═════ Data for processing ═════

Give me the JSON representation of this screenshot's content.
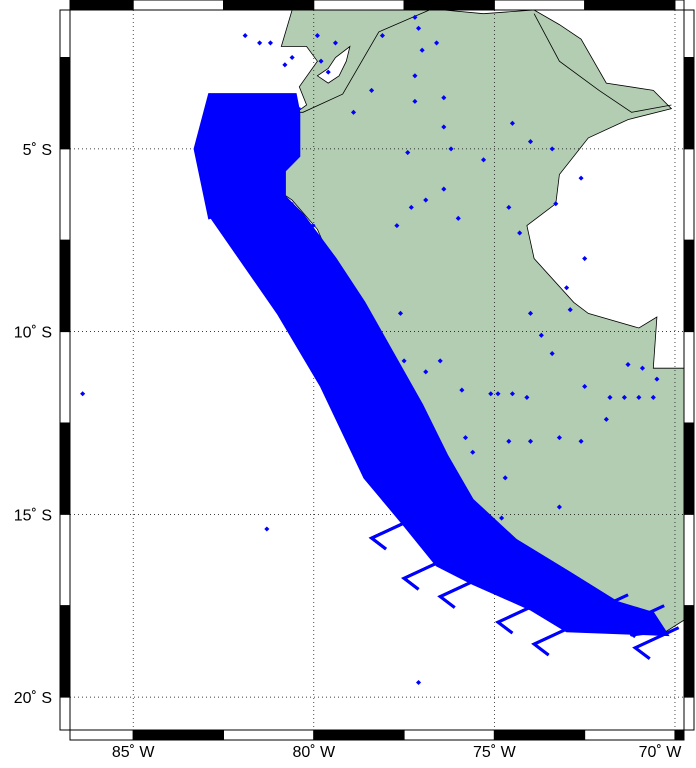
{
  "map": {
    "lon_range": [
      -86.75,
      -69.75
    ],
    "lat_range": [
      -20.9,
      -1.2
    ],
    "lon_ticks": [
      {
        "value": -85,
        "label": "85˚ W"
      },
      {
        "value": -80,
        "label": "80˚ W"
      },
      {
        "value": -75,
        "label": "75˚ W"
      },
      {
        "value": -70,
        "label": "70˚ W"
      }
    ],
    "lat_ticks": [
      {
        "value": -5,
        "label": "5˚ S"
      },
      {
        "value": -10,
        "label": "10˚ S"
      },
      {
        "value": -15,
        "label": "15˚ S"
      },
      {
        "value": -20,
        "label": "20˚ S"
      }
    ],
    "grid": "dotted",
    "frame": "black-white alternating",
    "colors": {
      "land": "#b3cdb3",
      "ocean": "#ffffff",
      "observations": "#0000ff",
      "frame_dark": "#000000",
      "frame_light": "#ffffff"
    },
    "land_outline": [
      [
        -78.0,
        -1.2
      ],
      [
        -76.4,
        -1.2
      ],
      [
        -75.3,
        -1.3
      ],
      [
        -73.9,
        -1.2
      ],
      [
        -73.2,
        -1.6
      ],
      [
        -72.6,
        -2.0
      ],
      [
        -71.9,
        -3.2
      ],
      [
        -70.6,
        -3.4
      ],
      [
        -70.1,
        -3.9
      ],
      [
        -71.3,
        -4.2
      ],
      [
        -72.4,
        -4.7
      ],
      [
        -73.2,
        -5.7
      ],
      [
        -73.3,
        -6.5
      ],
      [
        -74.1,
        -7.1
      ],
      [
        -73.9,
        -8.0
      ],
      [
        -72.8,
        -9.2
      ],
      [
        -72.4,
        -9.5
      ],
      [
        -71.0,
        -9.9
      ],
      [
        -70.5,
        -9.6
      ],
      [
        -70.6,
        -11.0
      ],
      [
        -69.6,
        -11.0
      ],
      [
        -69.6,
        -17.8
      ],
      [
        -70.4,
        -18.3
      ],
      [
        -71.4,
        -17.6
      ],
      [
        -72.4,
        -17.0
      ],
      [
        -74.0,
        -16.0
      ],
      [
        -75.1,
        -15.3
      ],
      [
        -76.1,
        -14.2
      ],
      [
        -76.4,
        -13.4
      ],
      [
        -77.1,
        -12.2
      ],
      [
        -77.7,
        -11.0
      ],
      [
        -78.3,
        -10.0
      ],
      [
        -78.9,
        -9.0
      ],
      [
        -79.5,
        -8.1
      ],
      [
        -79.9,
        -7.2
      ],
      [
        -80.6,
        -6.4
      ],
      [
        -81.2,
        -6.0
      ],
      [
        -80.9,
        -5.4
      ],
      [
        -81.1,
        -4.6
      ],
      [
        -80.9,
        -4.3
      ],
      [
        -80.2,
        -3.8
      ],
      [
        -80.4,
        -3.3
      ],
      [
        -79.9,
        -2.6
      ],
      [
        -80.2,
        -2.2
      ],
      [
        -80.9,
        -2.2
      ],
      [
        -80.6,
        -1.2
      ]
    ],
    "neighbor_coasts": [
      [
        [
          -76.8,
          -1.2
        ],
        [
          -78.2,
          -1.8
        ],
        [
          -79.2,
          -3.5
        ],
        [
          -80.3,
          -4.0
        ],
        [
          -80.8,
          -4.0
        ]
      ],
      [
        [
          -73.9,
          -1.3
        ],
        [
          -73.2,
          -2.6
        ],
        [
          -72.1,
          -3.4
        ],
        [
          -71.2,
          -4.0
        ],
        [
          -70.1,
          -3.8
        ]
      ]
    ],
    "island": [
      [
        -79.0,
        -2.2
      ],
      [
        -79.4,
        -2.5
      ],
      [
        -79.6,
        -2.8
      ],
      [
        -79.9,
        -3.0
      ],
      [
        -79.6,
        -3.2
      ],
      [
        -79.3,
        -3.0
      ],
      [
        -79.1,
        -2.6
      ]
    ],
    "track_segments": [
      [
        [
          -80.5,
          -3.6
        ],
        [
          -82.7,
          -3.8
        ],
        [
          -80.4,
          -3.9
        ],
        [
          -82.8,
          -4.3
        ],
        [
          -80.5,
          -4.6
        ],
        [
          -82.9,
          -4.9
        ],
        [
          -81.1,
          -5.1
        ],
        [
          -83.2,
          -5.0
        ],
        [
          -81.0,
          -5.5
        ],
        [
          -82.6,
          -5.8
        ],
        [
          -80.9,
          -5.9
        ]
      ],
      [
        [
          -81.1,
          -5.6
        ],
        [
          -82.8,
          -6.6
        ],
        [
          -80.6,
          -6.5
        ],
        [
          -82.3,
          -7.2
        ],
        [
          -80.0,
          -7.1
        ],
        [
          -81.8,
          -7.9
        ],
        [
          -79.6,
          -7.8
        ],
        [
          -81.3,
          -8.5
        ],
        [
          -79.2,
          -8.6
        ],
        [
          -80.9,
          -9.4
        ],
        [
          -78.8,
          -9.3
        ]
      ],
      [
        [
          -79.0,
          -9.2
        ],
        [
          -80.2,
          -10.2
        ],
        [
          -78.4,
          -10.1
        ],
        [
          -79.8,
          -11.1
        ],
        [
          -77.9,
          -11.0
        ],
        [
          -79.3,
          -12.0
        ],
        [
          -77.5,
          -11.9
        ],
        [
          -78.8,
          -12.9
        ],
        [
          -77.1,
          -12.8
        ],
        [
          -78.5,
          -13.9
        ],
        [
          -76.6,
          -13.6
        ]
      ],
      [
        [
          -76.7,
          -13.7
        ],
        [
          -77.7,
          -14.6
        ],
        [
          -76.0,
          -14.3
        ],
        [
          -77.2,
          -15.3
        ],
        [
          -75.5,
          -14.9
        ],
        [
          -76.4,
          -15.8
        ],
        [
          -74.8,
          -15.4
        ],
        [
          -75.4,
          -16.6
        ],
        [
          -74.0,
          -16.1
        ],
        [
          -74.6,
          -17.0
        ],
        [
          -73.2,
          -16.6
        ]
      ],
      [
        [
          -73.3,
          -16.6
        ],
        [
          -73.7,
          -17.6
        ],
        [
          -72.6,
          -17.1
        ],
        [
          -72.8,
          -18.1
        ],
        [
          -71.8,
          -17.5
        ],
        [
          -71.9,
          -18.2
        ],
        [
          -71.0,
          -17.9
        ],
        [
          -71.2,
          -18.3
        ],
        [
          -70.4,
          -18.2
        ]
      ]
    ],
    "track_bands": [
      [
        [
          -80.5,
          -3.5
        ],
        [
          -82.9,
          -3.5
        ],
        [
          -83.3,
          -5.0
        ],
        [
          -82.9,
          -6.9
        ],
        [
          -80.8,
          -6.3
        ],
        [
          -80.8,
          -5.6
        ],
        [
          -80.4,
          -5.2
        ],
        [
          -80.4,
          -4.0
        ]
      ],
      [
        [
          -81.3,
          -5.8
        ],
        [
          -82.9,
          -6.8
        ],
        [
          -81.0,
          -9.5
        ],
        [
          -79.8,
          -11.5
        ],
        [
          -78.6,
          -14.0
        ],
        [
          -77.5,
          -15.3
        ],
        [
          -76.6,
          -16.4
        ],
        [
          -75.6,
          -16.9
        ],
        [
          -74.0,
          -17.6
        ],
        [
          -73.0,
          -18.2
        ],
        [
          -70.2,
          -18.3
        ],
        [
          -70.6,
          -17.7
        ],
        [
          -71.6,
          -17.4
        ],
        [
          -72.9,
          -16.6
        ],
        [
          -74.4,
          -15.7
        ],
        [
          -75.6,
          -14.6
        ],
        [
          -76.3,
          -13.4
        ],
        [
          -77.0,
          -12.0
        ],
        [
          -77.8,
          -10.6
        ],
        [
          -78.6,
          -9.2
        ],
        [
          -79.4,
          -8.0
        ],
        [
          -80.3,
          -6.8
        ]
      ]
    ],
    "stray_points": [
      [
        -86.4,
        -11.7
      ],
      [
        -81.3,
        -15.4
      ],
      [
        -77.1,
        -19.6
      ],
      [
        -83.0,
        -4.3
      ],
      [
        -80.8,
        -2.7
      ],
      [
        -79.6,
        -2.9
      ],
      [
        -81.9,
        -1.9
      ],
      [
        -81.5,
        -2.1
      ],
      [
        -81.2,
        -2.1
      ],
      [
        -80.6,
        -2.5
      ],
      [
        -79.8,
        -2.6
      ],
      [
        -79.9,
        -1.9
      ],
      [
        -79.4,
        -2.1
      ],
      [
        -78.1,
        -1.9
      ],
      [
        -77.2,
        -1.4
      ],
      [
        -77.1,
        -1.7
      ],
      [
        -77.0,
        -2.3
      ],
      [
        -76.6,
        -2.1
      ],
      [
        -77.2,
        -3.0
      ],
      [
        -78.4,
        -3.4
      ],
      [
        -77.2,
        -3.7
      ],
      [
        -76.4,
        -3.6
      ],
      [
        -78.9,
        -4.0
      ],
      [
        -76.4,
        -4.4
      ],
      [
        -77.4,
        -5.1
      ],
      [
        -76.2,
        -5.0
      ],
      [
        -74.5,
        -4.3
      ],
      [
        -74.0,
        -4.8
      ],
      [
        -73.4,
        -5.0
      ],
      [
        -75.3,
        -5.3
      ],
      [
        -76.9,
        -6.4
      ],
      [
        -76.4,
        -6.1
      ],
      [
        -76.0,
        -6.9
      ],
      [
        -77.3,
        -6.6
      ],
      [
        -77.7,
        -7.1
      ],
      [
        -77.6,
        -9.5
      ],
      [
        -77.5,
        -10.8
      ],
      [
        -76.9,
        -11.1
      ],
      [
        -76.5,
        -10.8
      ],
      [
        -75.9,
        -11.6
      ],
      [
        -75.1,
        -11.7
      ],
      [
        -74.9,
        -11.7
      ],
      [
        -74.5,
        -11.7
      ],
      [
        -74.1,
        -11.8
      ],
      [
        -74.6,
        -13.0
      ],
      [
        -74.0,
        -13.0
      ],
      [
        -73.2,
        -12.9
      ],
      [
        -72.6,
        -13.0
      ],
      [
        -71.9,
        -12.4
      ],
      [
        -70.5,
        -11.3
      ],
      [
        -71.8,
        -11.8
      ],
      [
        -71.4,
        -11.8
      ],
      [
        -71.0,
        -11.8
      ],
      [
        -70.6,
        -11.8
      ],
      [
        -73.7,
        -10.1
      ],
      [
        -73.4,
        -10.6
      ],
      [
        -72.5,
        -11.5
      ],
      [
        -70.9,
        -11.0
      ],
      [
        -71.3,
        -10.9
      ],
      [
        -75.8,
        -12.9
      ],
      [
        -75.6,
        -13.3
      ],
      [
        -74.7,
        -14.0
      ],
      [
        -74.8,
        -15.1
      ],
      [
        -73.2,
        -14.8
      ],
      [
        -74.3,
        -7.3
      ],
      [
        -74.6,
        -6.6
      ],
      [
        -72.5,
        -8.0
      ],
      [
        -73.0,
        -8.8
      ],
      [
        -72.9,
        -9.4
      ],
      [
        -72.6,
        -5.8
      ],
      [
        -73.3,
        -6.5
      ],
      [
        -74.0,
        -9.5
      ]
    ]
  }
}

═════

* Given request
Go through the entries above and pull out each line with "value" in it.

* Expected answer
        "value": -85,
        "value": -80,
        "value": -75,
        "value": -70,
        "value": -5,
        "value": -10,
        "value": -15,
        "value": -20,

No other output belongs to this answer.